◆ EXERCISE DETAILS: Produce an exact copy of the lines from the line that contains "Give me a plain-text" to the end of the listing below.

◆ RAW DATA:
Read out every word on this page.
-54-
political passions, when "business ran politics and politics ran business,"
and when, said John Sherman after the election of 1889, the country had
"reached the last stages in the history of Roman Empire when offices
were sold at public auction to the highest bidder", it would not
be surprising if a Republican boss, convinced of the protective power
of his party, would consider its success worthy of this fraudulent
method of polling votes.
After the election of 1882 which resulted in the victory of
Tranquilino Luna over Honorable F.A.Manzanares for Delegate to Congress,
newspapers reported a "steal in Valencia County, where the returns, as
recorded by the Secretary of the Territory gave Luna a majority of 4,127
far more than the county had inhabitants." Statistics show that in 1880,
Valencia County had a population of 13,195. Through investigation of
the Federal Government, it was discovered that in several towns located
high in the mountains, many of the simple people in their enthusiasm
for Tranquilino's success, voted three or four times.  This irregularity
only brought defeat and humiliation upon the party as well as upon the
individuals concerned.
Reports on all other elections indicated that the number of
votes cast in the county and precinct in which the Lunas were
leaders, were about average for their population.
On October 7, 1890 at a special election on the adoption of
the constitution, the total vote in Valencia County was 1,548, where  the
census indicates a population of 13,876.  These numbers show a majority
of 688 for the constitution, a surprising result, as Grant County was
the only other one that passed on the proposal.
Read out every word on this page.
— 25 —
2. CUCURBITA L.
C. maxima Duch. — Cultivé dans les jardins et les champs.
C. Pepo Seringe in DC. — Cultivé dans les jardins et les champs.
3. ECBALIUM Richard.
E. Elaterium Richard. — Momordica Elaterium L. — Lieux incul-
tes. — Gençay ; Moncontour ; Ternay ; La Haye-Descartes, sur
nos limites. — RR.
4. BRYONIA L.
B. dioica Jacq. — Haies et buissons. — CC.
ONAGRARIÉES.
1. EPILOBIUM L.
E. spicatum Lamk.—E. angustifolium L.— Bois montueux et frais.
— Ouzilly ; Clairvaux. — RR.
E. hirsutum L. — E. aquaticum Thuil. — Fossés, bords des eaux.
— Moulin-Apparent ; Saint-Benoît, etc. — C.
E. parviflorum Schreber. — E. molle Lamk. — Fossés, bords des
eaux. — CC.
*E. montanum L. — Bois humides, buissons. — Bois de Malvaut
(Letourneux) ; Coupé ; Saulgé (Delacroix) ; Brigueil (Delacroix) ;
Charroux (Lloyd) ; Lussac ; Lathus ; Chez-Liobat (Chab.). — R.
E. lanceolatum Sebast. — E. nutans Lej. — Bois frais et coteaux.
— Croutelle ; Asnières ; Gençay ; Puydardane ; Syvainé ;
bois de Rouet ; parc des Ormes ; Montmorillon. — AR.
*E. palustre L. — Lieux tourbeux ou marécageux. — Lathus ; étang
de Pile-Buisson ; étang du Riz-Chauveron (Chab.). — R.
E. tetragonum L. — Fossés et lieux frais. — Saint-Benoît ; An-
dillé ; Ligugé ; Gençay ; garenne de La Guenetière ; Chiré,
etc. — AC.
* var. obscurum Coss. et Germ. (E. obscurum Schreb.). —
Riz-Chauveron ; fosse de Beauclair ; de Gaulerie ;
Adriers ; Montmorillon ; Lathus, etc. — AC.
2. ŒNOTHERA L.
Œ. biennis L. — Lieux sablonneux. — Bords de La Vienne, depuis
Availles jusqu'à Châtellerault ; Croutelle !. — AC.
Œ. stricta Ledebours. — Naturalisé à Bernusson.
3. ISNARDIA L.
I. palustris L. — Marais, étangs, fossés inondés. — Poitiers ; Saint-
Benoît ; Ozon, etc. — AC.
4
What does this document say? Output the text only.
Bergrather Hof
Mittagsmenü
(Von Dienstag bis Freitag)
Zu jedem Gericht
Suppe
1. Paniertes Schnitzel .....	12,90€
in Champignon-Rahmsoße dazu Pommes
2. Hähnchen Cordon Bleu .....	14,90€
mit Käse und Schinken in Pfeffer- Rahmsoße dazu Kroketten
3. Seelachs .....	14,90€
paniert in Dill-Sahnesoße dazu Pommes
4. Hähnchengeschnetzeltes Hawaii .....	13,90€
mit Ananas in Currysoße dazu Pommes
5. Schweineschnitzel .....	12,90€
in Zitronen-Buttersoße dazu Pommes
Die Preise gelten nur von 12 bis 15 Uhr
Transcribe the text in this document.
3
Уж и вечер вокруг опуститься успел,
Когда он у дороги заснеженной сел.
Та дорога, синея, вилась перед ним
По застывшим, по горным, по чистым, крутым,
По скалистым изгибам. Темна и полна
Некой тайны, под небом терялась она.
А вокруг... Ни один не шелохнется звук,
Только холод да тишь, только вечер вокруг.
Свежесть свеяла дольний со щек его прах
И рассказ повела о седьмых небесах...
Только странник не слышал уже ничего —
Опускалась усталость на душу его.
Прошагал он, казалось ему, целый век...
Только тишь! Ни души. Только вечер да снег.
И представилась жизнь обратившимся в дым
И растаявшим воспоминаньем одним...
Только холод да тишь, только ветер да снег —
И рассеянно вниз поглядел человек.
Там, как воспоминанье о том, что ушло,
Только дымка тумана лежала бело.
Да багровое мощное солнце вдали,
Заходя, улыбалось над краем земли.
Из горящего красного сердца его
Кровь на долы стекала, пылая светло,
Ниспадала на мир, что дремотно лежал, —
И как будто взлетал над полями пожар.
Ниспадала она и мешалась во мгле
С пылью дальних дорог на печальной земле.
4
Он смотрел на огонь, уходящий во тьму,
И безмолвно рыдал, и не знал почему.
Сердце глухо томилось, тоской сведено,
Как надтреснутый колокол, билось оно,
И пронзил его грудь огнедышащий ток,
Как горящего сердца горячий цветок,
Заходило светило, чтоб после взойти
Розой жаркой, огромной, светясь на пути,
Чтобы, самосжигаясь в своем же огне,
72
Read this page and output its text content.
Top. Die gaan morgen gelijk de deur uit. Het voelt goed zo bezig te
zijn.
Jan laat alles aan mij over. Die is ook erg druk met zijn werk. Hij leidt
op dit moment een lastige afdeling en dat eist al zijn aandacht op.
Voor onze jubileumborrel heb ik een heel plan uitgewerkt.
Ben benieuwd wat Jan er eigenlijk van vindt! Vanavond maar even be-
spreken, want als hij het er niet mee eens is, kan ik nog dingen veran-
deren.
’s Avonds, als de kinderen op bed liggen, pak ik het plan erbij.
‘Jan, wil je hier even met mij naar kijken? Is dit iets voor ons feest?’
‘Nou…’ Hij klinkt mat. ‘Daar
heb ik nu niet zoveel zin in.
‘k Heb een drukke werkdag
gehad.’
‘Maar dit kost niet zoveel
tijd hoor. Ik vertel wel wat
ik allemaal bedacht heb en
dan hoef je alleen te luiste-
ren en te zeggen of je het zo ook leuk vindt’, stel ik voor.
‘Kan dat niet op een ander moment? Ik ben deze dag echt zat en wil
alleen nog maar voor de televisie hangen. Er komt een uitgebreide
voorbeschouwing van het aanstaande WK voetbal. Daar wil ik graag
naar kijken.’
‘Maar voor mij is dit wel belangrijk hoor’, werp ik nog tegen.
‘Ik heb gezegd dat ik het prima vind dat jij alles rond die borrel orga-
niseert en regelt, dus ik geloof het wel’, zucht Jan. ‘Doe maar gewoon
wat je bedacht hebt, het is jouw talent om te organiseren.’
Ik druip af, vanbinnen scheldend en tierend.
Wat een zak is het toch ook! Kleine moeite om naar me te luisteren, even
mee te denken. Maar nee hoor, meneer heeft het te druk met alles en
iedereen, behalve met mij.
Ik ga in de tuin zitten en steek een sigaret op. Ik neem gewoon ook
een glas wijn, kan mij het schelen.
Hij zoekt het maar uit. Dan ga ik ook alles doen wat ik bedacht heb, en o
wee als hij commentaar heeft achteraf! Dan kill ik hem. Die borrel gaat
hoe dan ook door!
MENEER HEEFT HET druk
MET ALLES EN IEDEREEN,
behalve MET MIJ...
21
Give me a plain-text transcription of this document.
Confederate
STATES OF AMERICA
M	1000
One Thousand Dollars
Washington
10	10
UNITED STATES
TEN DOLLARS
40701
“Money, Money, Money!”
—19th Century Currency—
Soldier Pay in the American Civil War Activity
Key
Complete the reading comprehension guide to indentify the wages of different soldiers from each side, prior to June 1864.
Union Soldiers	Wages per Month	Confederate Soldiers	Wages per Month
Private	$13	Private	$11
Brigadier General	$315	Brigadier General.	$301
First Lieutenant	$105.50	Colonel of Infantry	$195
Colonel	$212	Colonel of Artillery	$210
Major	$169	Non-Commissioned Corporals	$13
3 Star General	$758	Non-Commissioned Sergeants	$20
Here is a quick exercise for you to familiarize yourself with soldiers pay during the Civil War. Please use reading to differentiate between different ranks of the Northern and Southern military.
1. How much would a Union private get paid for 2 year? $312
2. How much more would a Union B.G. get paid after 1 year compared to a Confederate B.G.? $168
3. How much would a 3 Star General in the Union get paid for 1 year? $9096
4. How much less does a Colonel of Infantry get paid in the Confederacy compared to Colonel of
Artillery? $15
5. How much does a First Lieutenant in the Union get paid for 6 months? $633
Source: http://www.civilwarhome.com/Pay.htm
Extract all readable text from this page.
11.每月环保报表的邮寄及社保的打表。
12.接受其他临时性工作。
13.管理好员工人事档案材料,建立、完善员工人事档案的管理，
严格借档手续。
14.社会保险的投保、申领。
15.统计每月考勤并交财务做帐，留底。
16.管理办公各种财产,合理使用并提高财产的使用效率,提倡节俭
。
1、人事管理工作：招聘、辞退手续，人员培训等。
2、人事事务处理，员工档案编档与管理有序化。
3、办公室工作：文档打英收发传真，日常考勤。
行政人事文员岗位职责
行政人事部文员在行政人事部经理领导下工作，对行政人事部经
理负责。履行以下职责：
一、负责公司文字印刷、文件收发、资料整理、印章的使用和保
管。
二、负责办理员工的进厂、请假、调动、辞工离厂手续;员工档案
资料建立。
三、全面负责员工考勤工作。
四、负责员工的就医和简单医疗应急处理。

◆ SOLUTION TO THIS PROBLEM:
Give me a plain-text transcription of this document.
Confederate
STATES OF AMERICA
M	1000
One Thousand Dollars
Washington
10	10
UNITED STATES
TEN DOLLARS
40701
“Money, Money, Money!”
—19th Century Currency—
Soldier Pay in the American Civil War Activity
Key
Complete the reading comprehension guide to indentify the wages of different soldiers from each side, prior to June 1864.
Union Soldiers	Wages per Month	Confederate Soldiers	Wages per Month
Private	$13	Private	$11
Brigadier General	$315	Brigadier General.	$301
First Lieutenant	$105.50	Colonel of Infantry	$195
Colonel	$212	Colonel of Artillery	$210
Major	$169	Non-Commissioned Corporals	$13
3 Star General	$758	Non-Commissioned Sergeants	$20
Here is a quick exercise for you to familiarize yourself with soldiers pay during the Civil War. Please use reading to differentiate between different ranks of the Northern and Southern military.
1. How much would a Union private get paid for 2 year? $312
2. How much more would a Union B.G. get paid after 1 year compared to a Confederate B.G.? $168
3. How much would a 3 Star General in the Union get paid for 1 year? $9096
4. How much less does a Colonel of Infantry get paid in the Confederacy compared to Colonel of
Artillery? $15
5. How much does a First Lieutenant in the Union get paid for 6 months? $633
Source: http://www.civilwarhome.com/Pay.htm
Extract all readable text from this page.
11.每月环保报表的邮寄及社保的打表。
12.接受其他临时性工作。
13.管理好员工人事档案材料,建立、完善员工人事档案的管理，
严格借档手续。
14.社会保险的投保、申领。
15.统计每月考勤并交财务做帐，留底。
16.管理办公各种财产,合理使用并提高财产的使用效率,提倡节俭
。
1、人事管理工作：招聘、辞退手续，人员培训等。
2、人事事务处理，员工档案编档与管理有序化。
3、办公室工作：文档打英收发传真，日常考勤。
行政人事文员岗位职责
行政人事部文员在行政人事部经理领导下工作，对行政人事部经
理负责。履行以下职责：
一、负责公司文字印刷、文件收发、资料整理、印章的使用和保
管。
二、负责办理员工的进厂、请假、调动、辞工离厂手续;员工档案
资料建立。
三、全面负责员工考勤工作。
四、负责员工的就医和简单医疗应急处理。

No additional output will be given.